THE PROBLEM »
Pick out every line that holds the string "worked" and copy it.

Stored items:
## BEGIN

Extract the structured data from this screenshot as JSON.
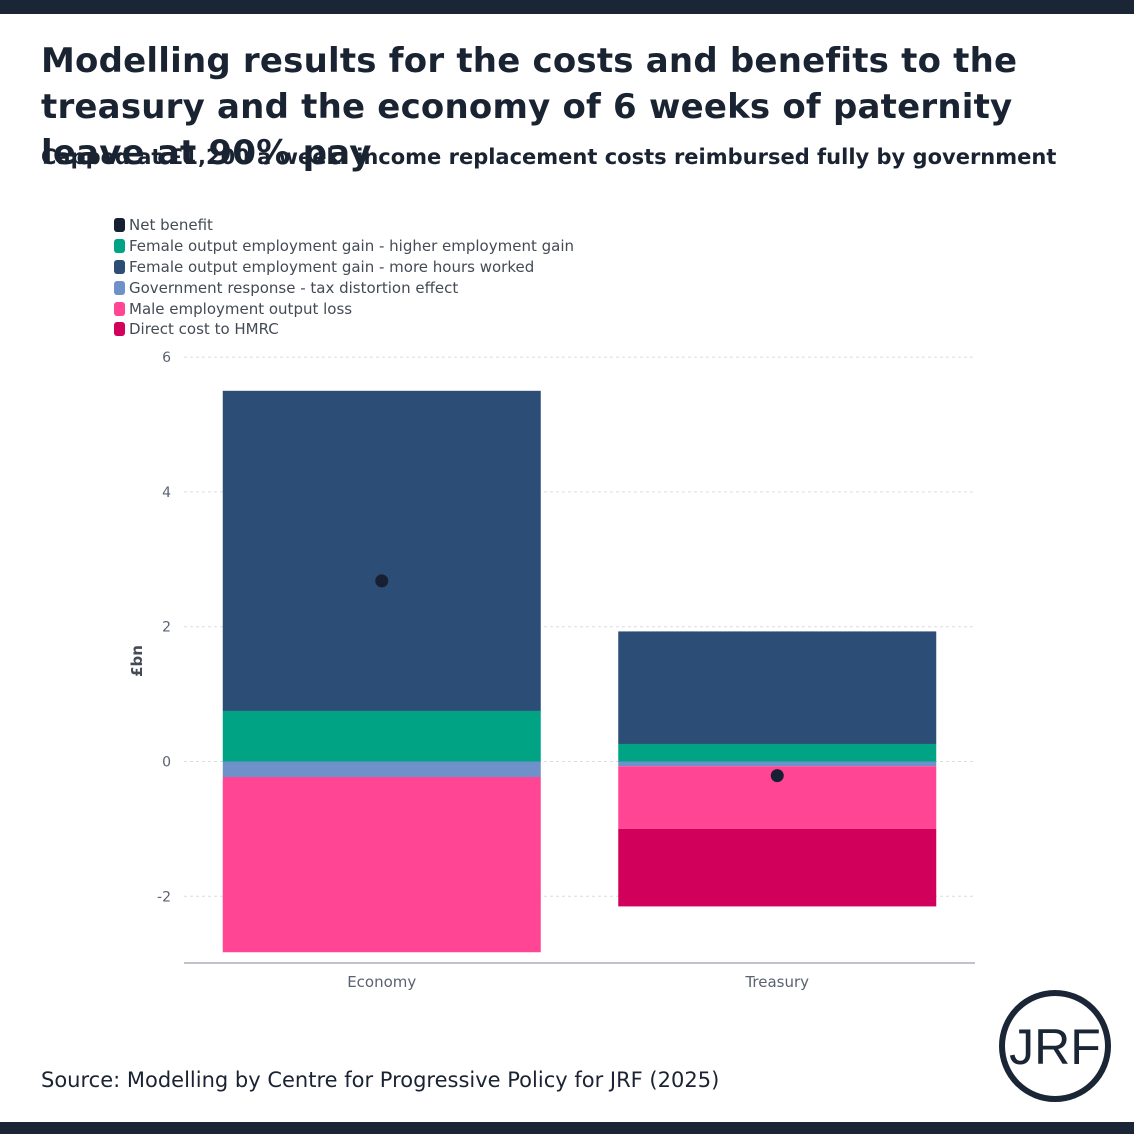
{
  "header": {
    "title": "Modelling results for the costs and benefits to the treasury and the economy of 6 weeks of paternity leave at 90% pay",
    "subtitle": "Capped at £1,200 a week: income replacement costs reimbursed fully by government"
  },
  "footer": {
    "source": "Source: Modelling by Centre for Progressive Policy for JRF (2025)",
    "logo_text": "JRF"
  },
  "colors": {
    "net_benefit": "#172033",
    "female_higher_employment": "#00a383",
    "female_more_hours": "#2c4d76",
    "gov_tax_distortion": "#6e91c9",
    "male_output_loss": "#ff4594",
    "direct_cost_hmrc": "#d1005a",
    "frame": "#1a2535"
  },
  "chart_data": {
    "type": "bar",
    "stacked": true,
    "categories": [
      "Economy",
      "Treasury"
    ],
    "ylabel": "£bn",
    "ylim": [
      -3,
      6
    ],
    "yticks": [
      6,
      4,
      2,
      0,
      -2
    ],
    "ytick_labels": [
      "6",
      "4",
      "2",
      "0",
      "-2"
    ],
    "grid": true,
    "legend_position": "top-left",
    "legend": [
      "Net benefit",
      "Female output employment gain - higher employment gain",
      "Female output employment gain - more hours worked",
      "Government response - tax distortion effect",
      "Male employment output loss",
      "Direct cost to HMRC"
    ],
    "series": [
      {
        "name": "Female output employment gain - higher employment gain",
        "color_key": "female_higher_employment",
        "values": [
          0.75,
          0.26
        ]
      },
      {
        "name": "Female output employment gain - more hours worked",
        "color_key": "female_more_hours",
        "values": [
          4.75,
          1.67
        ]
      },
      {
        "name": "Government response - tax distortion effect",
        "color_key": "gov_tax_distortion",
        "values": [
          -0.23,
          -0.07
        ]
      },
      {
        "name": "Male employment output loss",
        "color_key": "male_output_loss",
        "values": [
          -2.6,
          -0.93
        ]
      },
      {
        "name": "Direct cost to HMRC",
        "color_key": "direct_cost_hmrc",
        "values": [
          0,
          -1.15
        ]
      }
    ],
    "markers": {
      "name": "Net benefit",
      "color_key": "net_benefit",
      "values": [
        2.68,
        -0.21
      ]
    }
  }
}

## END

RESULT »
      "Female output employment gain - more hours worked",
        "name": "Female output employment gain - more hours worked",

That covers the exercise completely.